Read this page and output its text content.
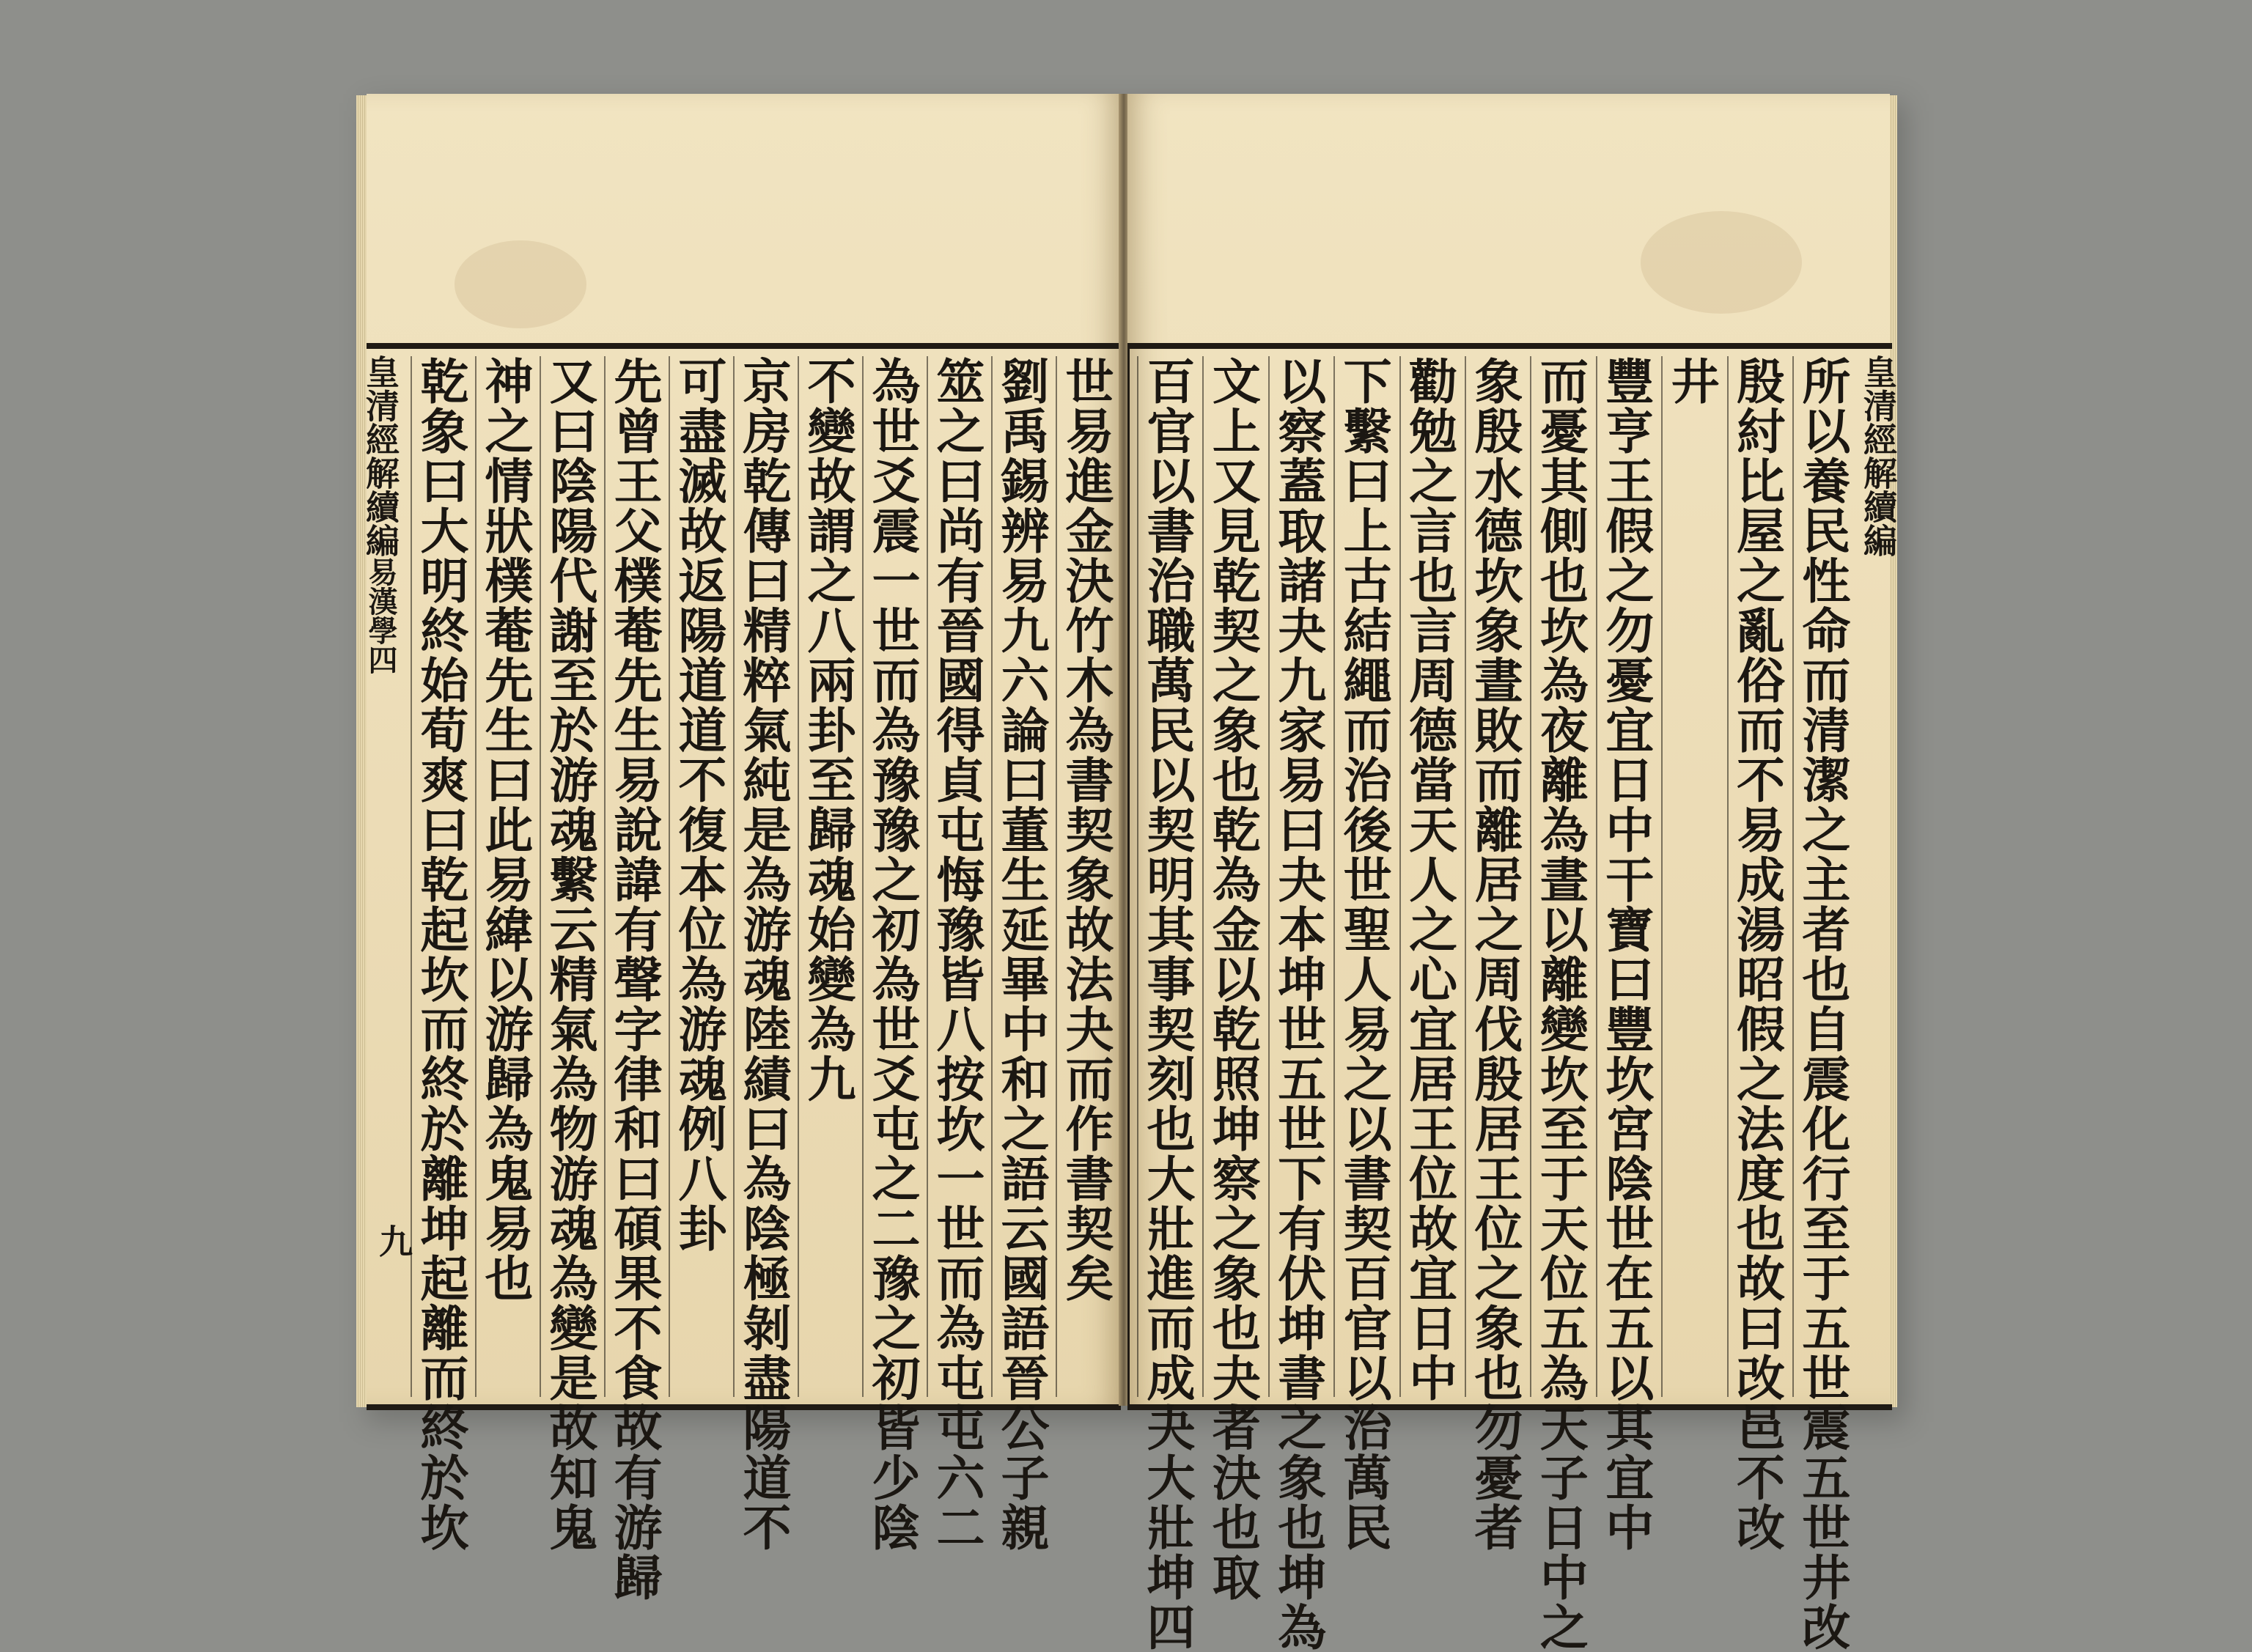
皇清經解續編易漢學四
九	世易進金決竹木為書契象故法夬而作書契矣
劉禹錫辨易九六論曰董生延畢中和之語云國語晉公子親
筮之曰尚有晉國得貞屯悔豫皆八按坎一世而為屯屯六二
為世爻震一世而為豫豫之初為世爻屯之二豫之初皆少陰
不變故謂之八兩卦至歸魂始變為九
京房乾傳曰精粹氣純是為游魂陸績曰為陰極剝盡陽道不
可盡滅故返陽道道不復本位為游魂例八卦
先曾王父樸菴先生易說諱有聲字律和曰碩果不食故有游歸
又曰陰陽代謝至於游魂繫云精氣為物游魂為變是故知鬼
神之情狀樸菴先生曰此易緯以游歸為鬼易也
乾象曰大明終始荀爽曰乾起坎而終於離坤起離而終於坎	皇清經解續編
所以養民性命而清潔之主者也自震化行至于五世震五世井改
殷紂比屋之亂俗而不易成湯昭假之法度也故曰改邑不改
井
豐亨王假之勿憂宜日中干寶曰豐坎宮陰世在五以其宜中
而憂其側也坎為夜離為晝以離變坎至于天位五為天子日中之
象殷水德坎象晝敗而離居之周伐殷居王位之象也勿憂者
勸勉之言也言周德當天人之心宜居王位故宜日中
下繫曰上古結繩而治後世聖人易之以書契百官以治萬民
以察蓋取諸夬九家易曰夬本坤世五世下有伏坤書之象也坤為
文上又見乾契之象也乾為金以乾照坤察之象也夬者決也取
百官以書治職萬民以契明其事契刻也大壯進而成夬大壯坤四
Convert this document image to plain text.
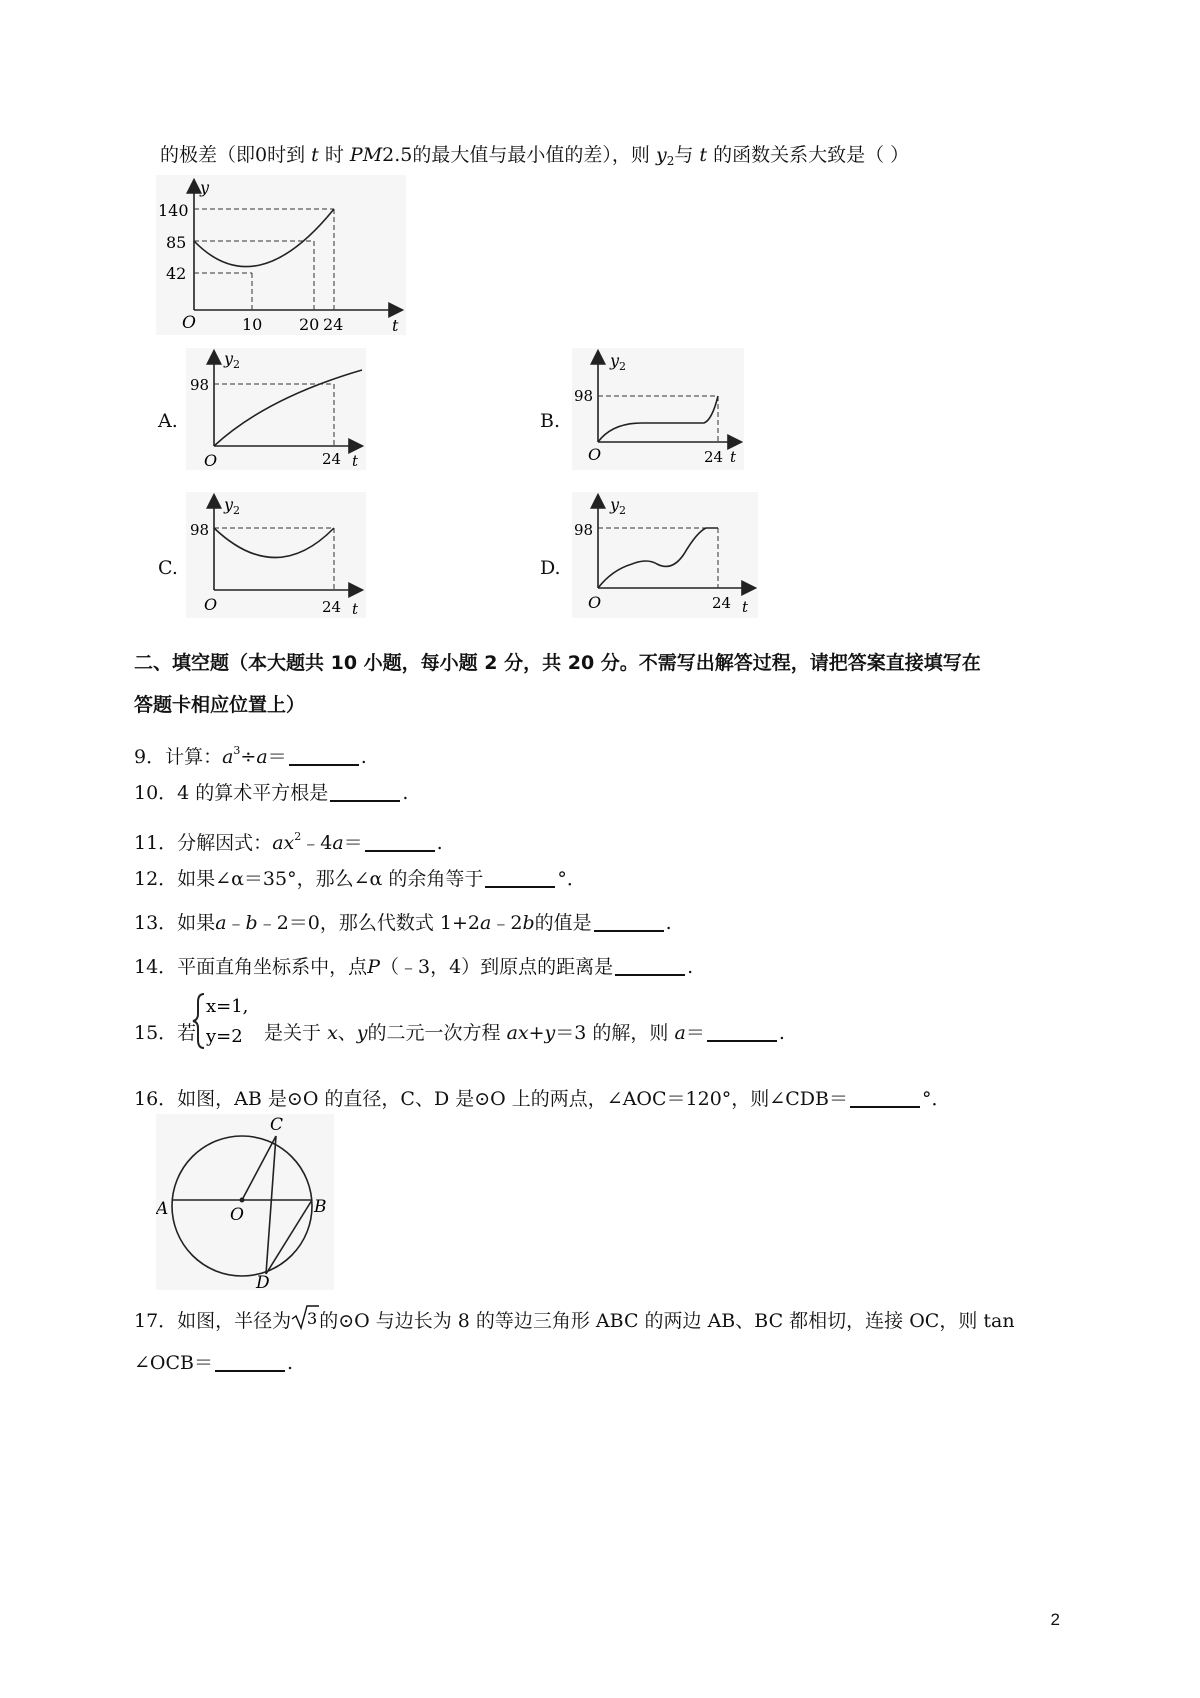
的极差（即0时到 t 时 PM2.5的最大值与最小值的差），则 $y_2$与 t 的函数关系大致是（ ）
y
t
O
140
85
42
10 20 24
A.
y 2
98
24 t
O
B.
y 2
98
24 t
O
C.
y 2
98
24 t
O
D.
y 2
98
24 t
O
二、填空题（本大题共 10 小题，每小题 2 分，共 20 分。不需写出解答过程，请把答案直接填写在
答题卡相应位置上）
9．计算：$a^3\div a=$	.
10．4 的算术平方根是	.
11．分解因式：$ax^2﹣4a=$	.
12．如果∠α＝35°，那么∠α 的余角等于	°．
13．如果a﹣b﹣2＝0，那么代数式 1+2a﹣2b的值是	.
14．平面直角坐标系中，点P（﹣3，4）到原点的距离是	.
15．若
x=1,
y=2 是关于 x、y的二元一次方程 ax+y＝3 的解，则 a＝	.
16．如图，AB 是⊙O 的直径，C、D 是⊙O 上的两点，∠AOC＝120°，则∠CDB＝	°．
A	B
C
D
O
17．如图，半径为 3 的⊙O 与边长为 8 的等边三角形 ABC 的两边 AB、BC 都相切，连接 OC，则 tan
∠OCB＝	.
2
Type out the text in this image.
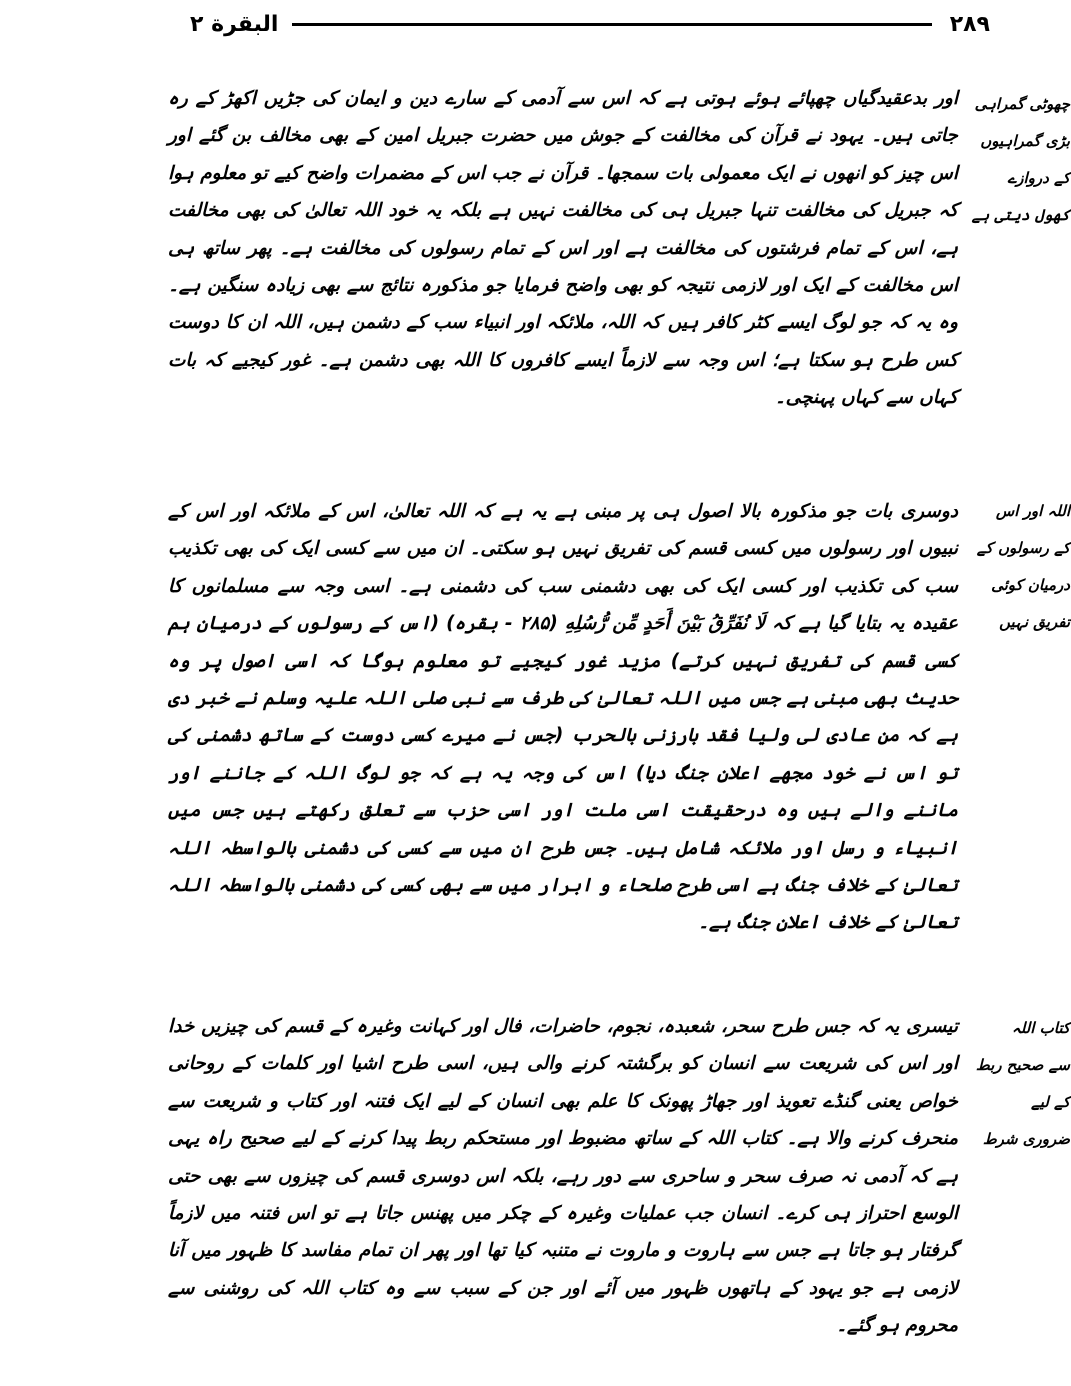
۲۸۹
البقرة ۲

اور بدعقیدگیاں چھپائے ہوئے ہوتی ہے کہ اس سے آدمی کے سارے دین و ایمان کی جڑیں اکھڑ کے رہ جاتی ہیں۔ یہود ‌نے قرآن کی مخالفت کے جوش میں حضرت جبریل امین کے بھی مخالف بن گئے اور اس چیز کو انھوں نے ایک معمولی بات سمجھا۔ قرآن نے جب اس کے مضمرات واضح کیے تو معلوم ہوا کہ جبریل کی مخالفت تنہا جبریل ہی کی مخالفت نہیں ہے بلکہ یہ خود اللہ تعالیٰ کی بھی مخالفت ہے، اس کے تمام فرشتوں کی مخالفت ہے اور اس کے تمام رسولوں کی مخالفت ہے۔ پھر ساتھ ہی اس مخالفت کے ایک اور لازمی نتیجہ کو بھی واضح فرمایا جو مذکورہ نتائج سے بھی زیادہ سنگین ہے۔ وہ یہ کہ جو لوگ ایسے کٹر کافر ہیں کہ اللہ، ملائکہ اور انبیاء سب کے دشمن ہیں، اللہ ان کا دوست کس طرح ہو سکتا ہے؛ اس وجہ سے لازماً ایسے کافروں کا اللہ بھی دشمن ہے۔ غور کیجیے کہ بات کہاں سے کہاں پہنچی۔

دوسری بات جو مذکورہ بالا اصول ہی پر مبنی ہے یہ ہے کہ اللہ تعالیٰ، اس کے ملائکہ اور اس کے نبیوں اور رسولوں میں کسی قسم کی تفریق نہیں ہو سکتی۔ ان میں سے کسی ایک کی بھی تکذیب سب کی تکذیب اور کسی ایک کی بھی دشمنی سب کی دشمنی ہے۔ اسی وجہ سے مسلمانوں کا عقیدہ یہ بتایا گیا ہے کہ لَا نُفَرِّقُ بَيْنَ أَحَدٍ مِّن رُّسُلِهِ (۲۸۵ - بقرہ) (اس کے رسولوں کے درمیان ہم کسی قسم کی تفریق نہیں کرتے) مزید غور کیجیے تو معلوم ہوگا کہ اسی اصول پر وہ حدیث بھی مبنی ہے جس میں اللہ تعالیٰ کی طرف سے نبی صلی اللہ علیہ وسلم نے خبر دی ہے کہ من عادی لی ولیا فقد بارزنی بالحرب (جس نے میرے کسی دوست کے ساتھ دشمنی کی تو اس نے خود مجھے اعلانِ جنگ دیا) اس کی وجہ یہ ہے کہ جو لوگ اللہ کے جاننے اور ماننے والے ہیں وہ درحقیقت اسی ملت اور اسی حزب سے تعلق رکھتے ہیں جس میں انبیاء و رسل اور ملائکہ شامل ہیں۔ جس طرح ان میں سے کسی کی دشمنی بالواسطہ اللہ تعالیٰ کے خلاف جنگ ہے اسی طرح صلحاء و ابرار میں سے بھی کسی کی دشمنی بالواسطہ اللہ تعالیٰ کے خلاف اعلانِ جنگ ہے۔

تیسری یہ کہ جس طرح سحر، شعبدہ، نجوم، حاضرات، فال اور کہانت وغیرہ کے قسم کی چیزیں خدا اور اس کی شریعت سے انسان کو برگشتہ کرنے والی ہیں، اسی طرح اشیا اور کلمات کے روحانی خواص یعنی گنڈے تعویذ اور جھاڑ پھونک کا علم بھی انسان کے لیے ایک فتنہ اور کتاب و شریعت سے منحرف کرنے والا ہے۔ کتاب اللہ کے ساتھ مضبوط اور مستحکم ربط پیدا کرنے کے لیے صحیح راہ یہی ہے کہ آدمی نہ صرف سحر و ساحری سے دور رہے، بلکہ اس دوسری قسم کی چیزوں سے بھی حتی الوسع احتراز ہی کرے۔ انسان جب عملیات وغیرہ کے چکر میں پھنس جاتا ہے تو اس فتنہ میں لازماً گرفتار ہو جاتا ہے جس سے ہاروت و ماروت نے متنبہ کیا تھا اور پھر ان تمام مفاسد کا ظہور میں آنا لازمی ہے جو یہود کے ہاتھوں ظہور میں آئے اور جن کے سبب سے وہ کتاب اللہ کی روشنی سے محروم ہو گئے۔

چھوٹی گمراہی
بڑی گمراہیوں
کے دروازے
کھول دیتی ہے
اللہ اور اس
کے رسولوں کے
درمیان کوئی
تفریق نہیں
کتاب اللہ
سے صحیح ربط
کے لیے
ضروری شرط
::::::::::
WRITTEN TASK
Look through the entries above; copy each line where the string "image" appears.

EXERCISE OUTPUT
Convert this document image to plain text.
Type out the text in this image.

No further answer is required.